(Extracted records)

--- START ---

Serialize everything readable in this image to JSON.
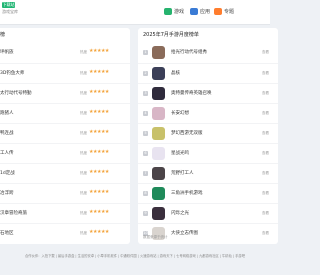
{
  "header": {
    "logo_text": "下载站",
    "logo_sub": "游戏宝库",
    "nav": [
      {
        "label": "游戏",
        "icon": "gamepad-icon",
        "color": "#26b36e"
      },
      {
        "label": "应用",
        "icon": "apps-icon",
        "color": "#3a7bd5"
      },
      {
        "label": "专题",
        "icon": "topic-icon",
        "color": "#ff7d2e"
      }
    ]
  },
  "left_panel": {
    "title": "榜",
    "items": [
      {
        "name": "坪帆族",
        "score": "热度",
        "stars": "★★★★★"
      },
      {
        "name": "3D钓鱼大师",
        "score": "热度",
        "stars": "★★★★★"
      },
      {
        "name": "太行动代号特勤",
        "score": "热度",
        "stars": "★★★★★"
      },
      {
        "name": "跑猪人",
        "score": "热度",
        "stars": "★★★★★"
      },
      {
        "name": "鸭连战",
        "score": "热度",
        "stars": "★★★★★"
      },
      {
        "name": "工人传",
        "score": "热度",
        "stars": "★★★★★"
      },
      {
        "name": "1d定战",
        "score": "热度",
        "stars": "★★★★★"
      },
      {
        "name": "冶浮跨",
        "score": "热度",
        "stars": "★★★★★"
      },
      {
        "name": "汉章冒险奇旅",
        "score": "热度",
        "stars": "★★★★★"
      },
      {
        "name": "石地区",
        "score": "热度",
        "stars": "★★★★★"
      }
    ]
  },
  "right_panel": {
    "title": "2025年7月手游月度榜单",
    "more_label": "查看",
    "items": [
      {
        "rank": "1",
        "name": "拾光行动代号组秀",
        "icon_color": "#8a6b5a"
      },
      {
        "rank": "2",
        "name": "晶核",
        "icon_color": "#3b3f58"
      },
      {
        "rank": "3",
        "name": "奥特曼传奇英雄召唤",
        "icon_color": "#2f2b3c"
      },
      {
        "rank": "4",
        "name": "长安幻想",
        "icon_color": "#d8b6c6"
      },
      {
        "rank": "5",
        "name": "梦幻西游无双版",
        "icon_color": "#c8c16a"
      },
      {
        "rank": "6",
        "name": "星战光鸣",
        "icon_color": "#e8e3f0"
      },
      {
        "rank": "7",
        "name": "荒野打工人",
        "icon_color": "#4b4448"
      },
      {
        "rank": "8",
        "name": "三角洲手机游戏",
        "icon_color": "#1f8a5a"
      },
      {
        "rank": "9",
        "name": "闪烁之光",
        "icon_color": "#3a2f3d"
      },
      {
        "rank": "10",
        "name": "大侠立志传图",
        "icon_color": "#d9d4cf"
      }
    ],
    "footer": "数据来源于统计"
  },
  "footer": {
    "text": "合作伙伴：入拍下载 | 最后手游盒 | 生活的安卓 | 小草手机软件 | 中通软件园 | 火速游戏站 | 游戏天下 | 七号网络游戏 | 九都游戏社区 | 牛精仙 | 手游吧"
  }
}
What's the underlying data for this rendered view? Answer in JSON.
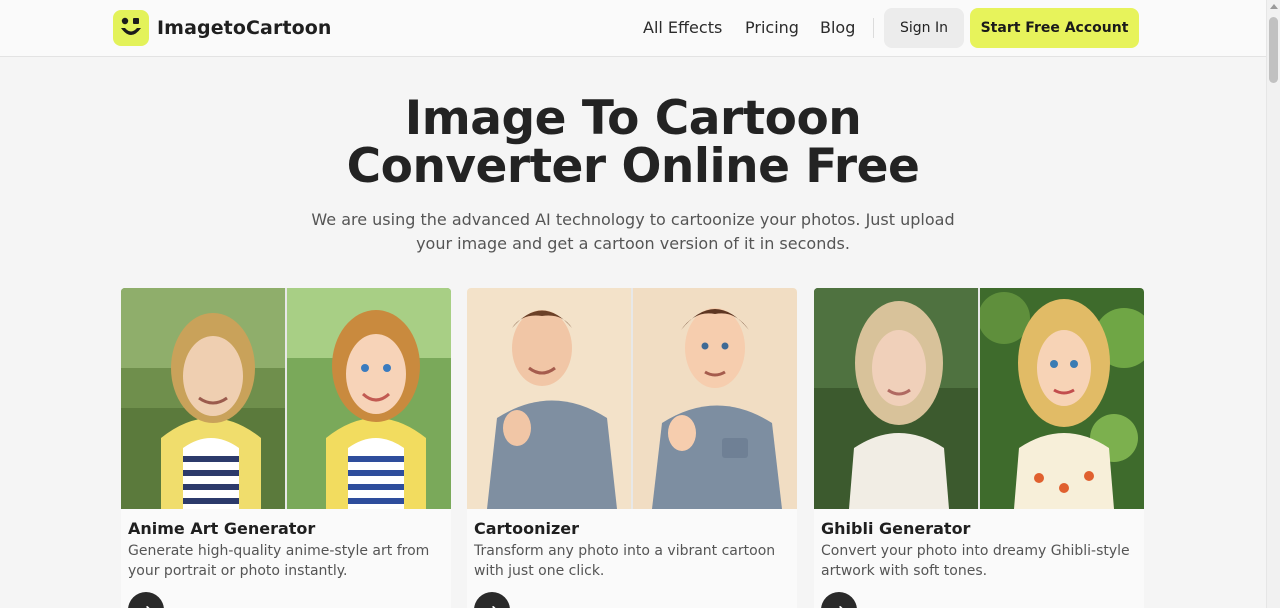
{
  "header": {
    "brand": "ImagetoCartoon",
    "nav": [
      "All Effects",
      "Pricing",
      "Blog"
    ],
    "signin_label": "Sign In",
    "cta_label": "Start Free Account",
    "logo_color": "#e3f25a",
    "cta_color": "#e7f35b"
  },
  "hero": {
    "title_line1": "Image To Cartoon",
    "title_line2": "Converter Online Free",
    "subtitle_line1": "We are using the advanced AI technology to cartoonize your photos. Just upload",
    "subtitle_line2": "your image and get a cartoon version of it in seconds."
  },
  "cards": [
    {
      "title": "Anime Art Generator",
      "desc_line1": "Generate high-quality anime-style art from",
      "desc_line2": "your portrait or photo instantly."
    },
    {
      "title": "Cartoonizer",
      "desc_line1": "Transform any photo into a vibrant cartoon",
      "desc_line2": "with just one click."
    },
    {
      "title": "Ghibli Generator",
      "desc_line1": "Convert your photo into dreamy Ghibli-style",
      "desc_line2": "artwork with soft tones."
    }
  ]
}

--- END ---

Track down every line holding the string "into" and copy it.

REPLY TO THE EXERCISE.
      "desc_line1": "Transform any photo into a vibrant cartoon",
      "desc_line1": "Convert your photo into dreamy Ghibli-style",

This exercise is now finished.